### [SET EXERCISE]
All material below is to be reproduced exactly.

[Dataset items]
-- Begin --

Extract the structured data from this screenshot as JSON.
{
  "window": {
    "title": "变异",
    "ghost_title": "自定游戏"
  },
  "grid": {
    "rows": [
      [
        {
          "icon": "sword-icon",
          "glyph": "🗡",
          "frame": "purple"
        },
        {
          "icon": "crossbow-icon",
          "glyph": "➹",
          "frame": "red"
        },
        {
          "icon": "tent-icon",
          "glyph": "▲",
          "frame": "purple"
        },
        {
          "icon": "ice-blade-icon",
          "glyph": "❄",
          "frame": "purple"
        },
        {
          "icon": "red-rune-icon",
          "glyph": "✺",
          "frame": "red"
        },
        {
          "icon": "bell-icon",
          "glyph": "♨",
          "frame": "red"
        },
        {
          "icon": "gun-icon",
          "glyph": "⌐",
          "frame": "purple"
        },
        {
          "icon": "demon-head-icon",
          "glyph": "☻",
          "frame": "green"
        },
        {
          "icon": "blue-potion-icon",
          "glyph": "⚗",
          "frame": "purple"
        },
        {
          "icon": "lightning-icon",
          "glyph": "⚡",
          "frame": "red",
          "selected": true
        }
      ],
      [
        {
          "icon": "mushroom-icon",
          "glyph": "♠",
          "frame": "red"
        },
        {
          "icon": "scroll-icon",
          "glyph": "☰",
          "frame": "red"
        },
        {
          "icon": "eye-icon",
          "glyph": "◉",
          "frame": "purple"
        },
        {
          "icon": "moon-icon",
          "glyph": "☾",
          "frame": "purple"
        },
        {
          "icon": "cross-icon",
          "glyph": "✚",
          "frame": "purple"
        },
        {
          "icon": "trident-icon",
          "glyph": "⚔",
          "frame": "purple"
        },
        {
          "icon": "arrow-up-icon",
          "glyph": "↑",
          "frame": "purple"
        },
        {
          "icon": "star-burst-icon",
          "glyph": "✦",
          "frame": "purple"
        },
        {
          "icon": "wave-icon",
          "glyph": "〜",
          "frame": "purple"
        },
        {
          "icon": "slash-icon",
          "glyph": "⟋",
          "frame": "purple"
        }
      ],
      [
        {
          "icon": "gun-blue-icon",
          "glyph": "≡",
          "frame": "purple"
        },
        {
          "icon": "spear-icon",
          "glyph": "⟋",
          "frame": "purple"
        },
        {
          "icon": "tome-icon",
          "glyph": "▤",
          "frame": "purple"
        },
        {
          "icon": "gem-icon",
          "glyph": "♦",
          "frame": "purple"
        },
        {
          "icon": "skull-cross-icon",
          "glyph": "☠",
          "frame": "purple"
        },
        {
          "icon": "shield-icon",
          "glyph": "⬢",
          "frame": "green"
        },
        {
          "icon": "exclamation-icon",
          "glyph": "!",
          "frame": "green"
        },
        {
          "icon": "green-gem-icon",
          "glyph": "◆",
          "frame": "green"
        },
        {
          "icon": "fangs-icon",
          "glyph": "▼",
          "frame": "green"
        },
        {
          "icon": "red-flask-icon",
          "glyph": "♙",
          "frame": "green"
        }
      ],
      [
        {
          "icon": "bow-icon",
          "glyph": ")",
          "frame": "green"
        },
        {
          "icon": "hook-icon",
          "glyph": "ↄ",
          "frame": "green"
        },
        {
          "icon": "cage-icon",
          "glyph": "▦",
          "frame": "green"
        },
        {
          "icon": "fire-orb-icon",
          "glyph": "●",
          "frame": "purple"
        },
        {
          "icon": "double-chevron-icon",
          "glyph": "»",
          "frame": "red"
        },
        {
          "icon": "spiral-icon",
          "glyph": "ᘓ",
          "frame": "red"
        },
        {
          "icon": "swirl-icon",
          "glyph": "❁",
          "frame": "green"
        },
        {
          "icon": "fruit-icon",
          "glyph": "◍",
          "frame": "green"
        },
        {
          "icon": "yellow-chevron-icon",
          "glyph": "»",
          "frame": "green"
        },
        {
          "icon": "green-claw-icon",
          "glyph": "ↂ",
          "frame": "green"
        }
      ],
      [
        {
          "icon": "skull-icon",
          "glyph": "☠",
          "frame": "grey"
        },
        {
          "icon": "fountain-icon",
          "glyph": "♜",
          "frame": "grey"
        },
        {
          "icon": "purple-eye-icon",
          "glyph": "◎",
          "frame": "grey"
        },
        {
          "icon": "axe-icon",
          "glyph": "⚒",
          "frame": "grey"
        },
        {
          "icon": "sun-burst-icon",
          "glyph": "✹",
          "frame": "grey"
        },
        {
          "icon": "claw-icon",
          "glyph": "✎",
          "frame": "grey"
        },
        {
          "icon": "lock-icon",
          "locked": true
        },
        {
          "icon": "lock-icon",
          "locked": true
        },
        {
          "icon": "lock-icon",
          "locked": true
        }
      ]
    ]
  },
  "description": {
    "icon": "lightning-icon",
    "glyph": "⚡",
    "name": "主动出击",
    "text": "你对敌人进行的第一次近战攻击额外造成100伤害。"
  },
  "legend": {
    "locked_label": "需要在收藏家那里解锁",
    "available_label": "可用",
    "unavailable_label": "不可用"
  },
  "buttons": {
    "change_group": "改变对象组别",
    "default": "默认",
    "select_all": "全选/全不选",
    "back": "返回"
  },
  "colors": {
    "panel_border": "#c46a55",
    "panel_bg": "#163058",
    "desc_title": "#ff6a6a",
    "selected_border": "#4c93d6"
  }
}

-- End --

### [FINAL RESULT]
Extract the structured data from this screenshot as JSON.
{
  "window": {
    "title": "变异",
    "ghost_title": "自定游戏"
  },
  "grid": {
    "rows": [
      [
        {
          "icon": "sword-icon",
          "glyph": "🗡",
          "frame": "purple"
        },
        {
          "icon": "crossbow-icon",
          "glyph": "➹",
          "frame": "red"
        },
        {
          "icon": "tent-icon",
          "glyph": "▲",
          "frame": "purple"
        },
        {
          "icon": "ice-blade-icon",
          "glyph": "❄",
          "frame": "purple"
        },
        {
          "icon": "red-rune-icon",
          "glyph": "✺",
          "frame": "red"
        },
        {
          "icon": "bell-icon",
          "glyph": "♨",
          "frame": "red"
        },
        {
          "icon": "gun-icon",
          "glyph": "⌐",
          "frame": "purple"
        },
        {
          "icon": "demon-head-icon",
          "glyph": "☻",
          "frame": "green"
        },
        {
          "icon": "blue-potion-icon",
          "glyph": "⚗",
          "frame": "purple"
        },
        {
          "icon": "lightning-icon",
          "glyph": "⚡",
          "frame": "red",
          "selected": true
        }
      ],
      [
        {
          "icon": "mushroom-icon",
          "glyph": "♠",
          "frame": "red"
        },
        {
          "icon": "scroll-icon",
          "glyph": "☰",
          "frame": "red"
        },
        {
          "icon": "eye-icon",
          "glyph": "◉",
          "frame": "purple"
        },
        {
          "icon": "moon-icon",
          "glyph": "☾",
          "frame": "purple"
        },
        {
          "icon": "cross-icon",
          "glyph": "✚",
          "frame": "purple"
        },
        {
          "icon": "trident-icon",
          "glyph": "⚔",
          "frame": "purple"
        },
        {
          "icon": "arrow-up-icon",
          "glyph": "↑",
          "frame": "purple"
        },
        {
          "icon": "star-burst-icon",
          "glyph": "✦",
          "frame": "purple"
        },
        {
          "icon": "wave-icon",
          "glyph": "〜",
          "frame": "purple"
        },
        {
          "icon": "slash-icon",
          "glyph": "⟋",
          "frame": "purple"
        }
      ],
      [
        {
          "icon": "gun-blue-icon",
          "glyph": "≡",
          "frame": "purple"
        },
        {
          "icon": "spear-icon",
          "glyph": "⟋",
          "frame": "purple"
        },
        {
          "icon": "tome-icon",
          "glyph": "▤",
          "frame": "purple"
        },
        {
          "icon": "gem-icon",
          "glyph": "♦",
          "frame": "purple"
        },
        {
          "icon": "skull-cross-icon",
          "glyph": "☠",
          "frame": "purple"
        },
        {
          "icon": "shield-icon",
          "glyph": "⬢",
          "frame": "green"
        },
        {
          "icon": "exclamation-icon",
          "glyph": "!",
          "frame": "green"
        },
        {
          "icon": "green-gem-icon",
          "glyph": "◆",
          "frame": "green"
        },
        {
          "icon": "fangs-icon",
          "glyph": "▼",
          "frame": "green"
        },
        {
          "icon": "red-flask-icon",
          "glyph": "♙",
          "frame": "green"
        }
      ],
      [
        {
          "icon": "bow-icon",
          "glyph": ")",
          "frame": "green"
        },
        {
          "icon": "hook-icon",
          "glyph": "ↄ",
          "frame": "green"
        },
        {
          "icon": "cage-icon",
          "glyph": "▦",
          "frame": "green"
        },
        {
          "icon": "fire-orb-icon",
          "glyph": "●",
          "frame": "purple"
        },
        {
          "icon": "double-chevron-icon",
          "glyph": "»",
          "frame": "red"
        },
        {
          "icon": "spiral-icon",
          "glyph": "ᘓ",
          "frame": "red"
        },
        {
          "icon": "swirl-icon",
          "glyph": "❁",
          "frame": "green"
        },
        {
          "icon": "fruit-icon",
          "glyph": "◍",
          "frame": "green"
        },
        {
          "icon": "yellow-chevron-icon",
          "glyph": "»",
          "frame": "green"
        },
        {
          "icon": "green-claw-icon",
          "glyph": "ↂ",
          "frame": "green"
        }
      ],
      [
        {
          "icon": "skull-icon",
          "glyph": "☠",
          "frame": "grey"
        },
        {
          "icon": "fountain-icon",
          "glyph": "♜",
          "frame": "grey"
        },
        {
          "icon": "purple-eye-icon",
          "glyph": "◎",
          "frame": "grey"
        },
        {
          "icon": "axe-icon",
          "glyph": "⚒",
          "frame": "grey"
        },
        {
          "icon": "sun-burst-icon",
          "glyph": "✹",
          "frame": "grey"
        },
        {
          "icon": "claw-icon",
          "glyph": "✎",
          "frame": "grey"
        },
        {
          "icon": "lock-icon",
          "locked": true
        },
        {
          "icon": "lock-icon",
          "locked": true
        },
        {
          "icon": "lock-icon",
          "locked": true
        }
      ]
    ]
  },
  "description": {
    "icon": "lightning-icon",
    "glyph": "⚡",
    "name": "主动出击",
    "text": "你对敌人进行的第一次近战攻击额外造成100伤害。"
  },
  "legend": {
    "locked_label": "需要在收藏家那里解锁",
    "available_label": "可用",
    "unavailable_label": "不可用"
  },
  "buttons": {
    "change_group": "改变对象组别",
    "default": "默认",
    "select_all": "全选/全不选",
    "back": "返回"
  },
  "colors": {
    "panel_border": "#c46a55",
    "panel_bg": "#163058",
    "desc_title": "#ff6a6a",
    "selected_border": "#4c93d6"
  }
}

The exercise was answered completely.